### Given problem
Search the material for the string "JSON", then return every line where it is found.

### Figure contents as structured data
= = = = = = =
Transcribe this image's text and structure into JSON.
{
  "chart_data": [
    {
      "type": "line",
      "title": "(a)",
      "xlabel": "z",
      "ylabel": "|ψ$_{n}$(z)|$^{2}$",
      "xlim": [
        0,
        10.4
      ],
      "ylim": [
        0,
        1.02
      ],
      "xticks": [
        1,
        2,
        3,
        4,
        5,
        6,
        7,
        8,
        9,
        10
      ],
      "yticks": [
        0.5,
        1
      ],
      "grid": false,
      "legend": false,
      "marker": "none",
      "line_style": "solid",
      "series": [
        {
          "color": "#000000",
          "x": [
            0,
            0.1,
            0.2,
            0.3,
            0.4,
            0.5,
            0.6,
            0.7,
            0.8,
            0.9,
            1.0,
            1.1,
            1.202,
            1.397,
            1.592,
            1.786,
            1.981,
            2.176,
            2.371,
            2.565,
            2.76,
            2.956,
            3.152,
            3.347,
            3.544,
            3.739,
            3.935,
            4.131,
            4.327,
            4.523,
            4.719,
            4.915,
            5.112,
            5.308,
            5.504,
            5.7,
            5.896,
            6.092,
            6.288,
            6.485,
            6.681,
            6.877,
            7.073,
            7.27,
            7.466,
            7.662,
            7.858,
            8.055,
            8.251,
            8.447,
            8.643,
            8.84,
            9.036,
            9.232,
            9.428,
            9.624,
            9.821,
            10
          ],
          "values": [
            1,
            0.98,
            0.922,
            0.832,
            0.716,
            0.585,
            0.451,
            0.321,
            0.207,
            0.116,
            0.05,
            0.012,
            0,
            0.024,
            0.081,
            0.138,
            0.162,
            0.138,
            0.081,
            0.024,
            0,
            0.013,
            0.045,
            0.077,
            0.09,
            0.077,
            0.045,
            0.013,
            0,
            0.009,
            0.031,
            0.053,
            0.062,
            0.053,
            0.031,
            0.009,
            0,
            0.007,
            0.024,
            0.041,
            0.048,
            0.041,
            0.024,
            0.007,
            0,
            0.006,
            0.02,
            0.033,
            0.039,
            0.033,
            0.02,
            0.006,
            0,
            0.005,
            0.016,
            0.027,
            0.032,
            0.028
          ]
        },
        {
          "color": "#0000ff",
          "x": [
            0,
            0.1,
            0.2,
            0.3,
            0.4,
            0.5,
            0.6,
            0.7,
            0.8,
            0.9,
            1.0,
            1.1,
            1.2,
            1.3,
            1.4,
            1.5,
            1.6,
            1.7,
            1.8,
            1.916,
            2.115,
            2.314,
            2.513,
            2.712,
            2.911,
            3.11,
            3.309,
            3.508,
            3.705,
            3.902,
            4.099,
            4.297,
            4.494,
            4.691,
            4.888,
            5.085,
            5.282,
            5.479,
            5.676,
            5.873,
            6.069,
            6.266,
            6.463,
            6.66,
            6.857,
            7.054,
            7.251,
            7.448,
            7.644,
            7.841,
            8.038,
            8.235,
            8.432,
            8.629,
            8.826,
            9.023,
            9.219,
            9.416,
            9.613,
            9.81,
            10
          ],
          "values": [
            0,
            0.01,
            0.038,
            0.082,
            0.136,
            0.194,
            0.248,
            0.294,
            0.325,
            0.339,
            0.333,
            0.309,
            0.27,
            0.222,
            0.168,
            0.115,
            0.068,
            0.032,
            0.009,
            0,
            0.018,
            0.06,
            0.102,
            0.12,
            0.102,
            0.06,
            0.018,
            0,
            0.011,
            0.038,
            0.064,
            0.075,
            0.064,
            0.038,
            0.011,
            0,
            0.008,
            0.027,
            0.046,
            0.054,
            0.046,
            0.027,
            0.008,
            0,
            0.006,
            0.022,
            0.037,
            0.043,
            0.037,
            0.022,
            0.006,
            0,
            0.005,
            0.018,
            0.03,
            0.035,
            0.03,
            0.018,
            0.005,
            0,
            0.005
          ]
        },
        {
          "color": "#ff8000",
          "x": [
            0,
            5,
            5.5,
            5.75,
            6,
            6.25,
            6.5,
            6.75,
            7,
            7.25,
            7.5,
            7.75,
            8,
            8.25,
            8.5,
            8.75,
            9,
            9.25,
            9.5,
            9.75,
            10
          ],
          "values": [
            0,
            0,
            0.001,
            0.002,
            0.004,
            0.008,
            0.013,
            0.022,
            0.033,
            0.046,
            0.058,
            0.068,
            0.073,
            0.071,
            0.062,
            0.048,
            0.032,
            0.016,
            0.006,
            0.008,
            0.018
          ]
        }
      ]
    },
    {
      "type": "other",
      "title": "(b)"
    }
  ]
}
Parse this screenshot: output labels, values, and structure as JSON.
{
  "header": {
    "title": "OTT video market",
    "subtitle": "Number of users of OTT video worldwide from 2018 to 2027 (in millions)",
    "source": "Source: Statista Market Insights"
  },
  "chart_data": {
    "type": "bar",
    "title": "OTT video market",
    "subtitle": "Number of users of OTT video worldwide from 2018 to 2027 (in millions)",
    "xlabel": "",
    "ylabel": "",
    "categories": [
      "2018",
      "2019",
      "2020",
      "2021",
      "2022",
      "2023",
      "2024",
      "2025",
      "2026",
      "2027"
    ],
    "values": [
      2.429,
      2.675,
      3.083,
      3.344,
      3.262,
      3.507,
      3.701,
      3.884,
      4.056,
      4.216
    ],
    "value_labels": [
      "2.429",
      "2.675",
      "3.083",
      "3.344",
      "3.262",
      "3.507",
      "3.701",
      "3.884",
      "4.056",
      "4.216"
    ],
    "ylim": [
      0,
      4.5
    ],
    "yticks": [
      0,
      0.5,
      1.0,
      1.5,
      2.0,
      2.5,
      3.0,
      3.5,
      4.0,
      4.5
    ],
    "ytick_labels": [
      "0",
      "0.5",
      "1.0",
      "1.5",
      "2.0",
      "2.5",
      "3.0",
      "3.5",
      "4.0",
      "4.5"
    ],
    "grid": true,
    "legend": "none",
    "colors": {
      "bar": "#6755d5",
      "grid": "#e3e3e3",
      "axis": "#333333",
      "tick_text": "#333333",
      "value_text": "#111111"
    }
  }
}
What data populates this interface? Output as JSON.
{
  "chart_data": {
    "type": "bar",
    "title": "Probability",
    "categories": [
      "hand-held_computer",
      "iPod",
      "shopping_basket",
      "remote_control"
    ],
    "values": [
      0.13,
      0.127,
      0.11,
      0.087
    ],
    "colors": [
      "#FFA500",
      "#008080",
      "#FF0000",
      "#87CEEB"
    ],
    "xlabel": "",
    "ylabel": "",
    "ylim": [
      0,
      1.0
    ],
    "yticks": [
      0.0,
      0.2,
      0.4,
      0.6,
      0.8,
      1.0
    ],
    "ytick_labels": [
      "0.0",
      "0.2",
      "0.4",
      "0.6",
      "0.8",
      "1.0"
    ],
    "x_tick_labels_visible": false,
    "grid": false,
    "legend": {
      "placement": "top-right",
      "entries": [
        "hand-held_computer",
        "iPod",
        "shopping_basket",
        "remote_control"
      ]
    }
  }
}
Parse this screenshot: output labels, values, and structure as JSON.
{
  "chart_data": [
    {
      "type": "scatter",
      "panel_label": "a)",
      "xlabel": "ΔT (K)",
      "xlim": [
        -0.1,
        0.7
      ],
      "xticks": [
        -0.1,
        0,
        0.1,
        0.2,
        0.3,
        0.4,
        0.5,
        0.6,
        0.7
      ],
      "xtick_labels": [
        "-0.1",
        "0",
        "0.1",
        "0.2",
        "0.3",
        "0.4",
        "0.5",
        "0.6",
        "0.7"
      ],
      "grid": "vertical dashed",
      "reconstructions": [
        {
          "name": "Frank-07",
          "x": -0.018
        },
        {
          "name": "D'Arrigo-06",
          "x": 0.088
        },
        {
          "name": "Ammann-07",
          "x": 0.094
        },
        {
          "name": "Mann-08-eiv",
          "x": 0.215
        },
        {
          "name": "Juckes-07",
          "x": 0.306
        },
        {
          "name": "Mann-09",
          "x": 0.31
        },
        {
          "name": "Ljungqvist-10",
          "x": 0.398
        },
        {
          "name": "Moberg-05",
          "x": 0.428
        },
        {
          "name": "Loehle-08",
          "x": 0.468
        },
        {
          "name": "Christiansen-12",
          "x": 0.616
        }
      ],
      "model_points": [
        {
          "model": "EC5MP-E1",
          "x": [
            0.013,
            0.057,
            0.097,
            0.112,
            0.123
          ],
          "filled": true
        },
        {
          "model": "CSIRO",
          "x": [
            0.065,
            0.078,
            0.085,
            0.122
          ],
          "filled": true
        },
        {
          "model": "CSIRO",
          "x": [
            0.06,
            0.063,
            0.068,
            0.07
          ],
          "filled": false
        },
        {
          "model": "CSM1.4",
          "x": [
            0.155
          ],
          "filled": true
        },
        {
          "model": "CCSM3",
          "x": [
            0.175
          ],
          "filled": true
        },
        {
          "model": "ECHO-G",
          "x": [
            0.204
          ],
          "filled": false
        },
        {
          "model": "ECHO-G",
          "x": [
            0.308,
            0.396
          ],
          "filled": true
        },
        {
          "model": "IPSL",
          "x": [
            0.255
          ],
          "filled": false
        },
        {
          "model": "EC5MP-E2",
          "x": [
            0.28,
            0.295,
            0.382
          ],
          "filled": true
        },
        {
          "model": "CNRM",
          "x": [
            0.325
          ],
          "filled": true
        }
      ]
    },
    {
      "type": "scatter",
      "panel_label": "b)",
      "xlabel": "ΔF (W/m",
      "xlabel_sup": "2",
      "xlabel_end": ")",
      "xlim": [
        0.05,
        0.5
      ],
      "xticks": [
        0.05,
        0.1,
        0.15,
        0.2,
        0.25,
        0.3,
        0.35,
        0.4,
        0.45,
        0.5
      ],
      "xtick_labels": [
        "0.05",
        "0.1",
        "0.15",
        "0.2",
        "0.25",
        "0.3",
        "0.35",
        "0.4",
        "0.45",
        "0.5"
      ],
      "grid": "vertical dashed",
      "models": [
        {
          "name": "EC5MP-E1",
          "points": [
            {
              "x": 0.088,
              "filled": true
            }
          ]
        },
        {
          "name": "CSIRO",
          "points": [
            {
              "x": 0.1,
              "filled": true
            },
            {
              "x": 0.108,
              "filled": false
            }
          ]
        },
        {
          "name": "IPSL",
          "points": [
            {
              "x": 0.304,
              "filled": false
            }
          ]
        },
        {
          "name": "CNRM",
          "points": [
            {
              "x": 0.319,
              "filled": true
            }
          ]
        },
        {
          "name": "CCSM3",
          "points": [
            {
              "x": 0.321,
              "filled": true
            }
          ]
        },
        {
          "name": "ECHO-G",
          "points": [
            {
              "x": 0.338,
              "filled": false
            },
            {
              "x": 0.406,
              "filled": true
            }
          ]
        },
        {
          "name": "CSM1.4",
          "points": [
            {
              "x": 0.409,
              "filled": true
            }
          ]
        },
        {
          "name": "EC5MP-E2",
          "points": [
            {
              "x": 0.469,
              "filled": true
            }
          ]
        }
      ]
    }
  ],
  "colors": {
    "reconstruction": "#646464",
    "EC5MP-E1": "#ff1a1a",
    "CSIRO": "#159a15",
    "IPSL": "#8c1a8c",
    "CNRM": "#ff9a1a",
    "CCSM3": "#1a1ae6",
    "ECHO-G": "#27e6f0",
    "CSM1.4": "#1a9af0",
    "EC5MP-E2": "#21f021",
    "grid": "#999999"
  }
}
= = = = = = =
### Output below
Transcribe this image's text and structure into JSON.
Parse this screenshot: output labels, values, and structure as JSON.
What data populates this interface? Output as JSON.
Parse this screenshot: output labels, values, and structure as JSON.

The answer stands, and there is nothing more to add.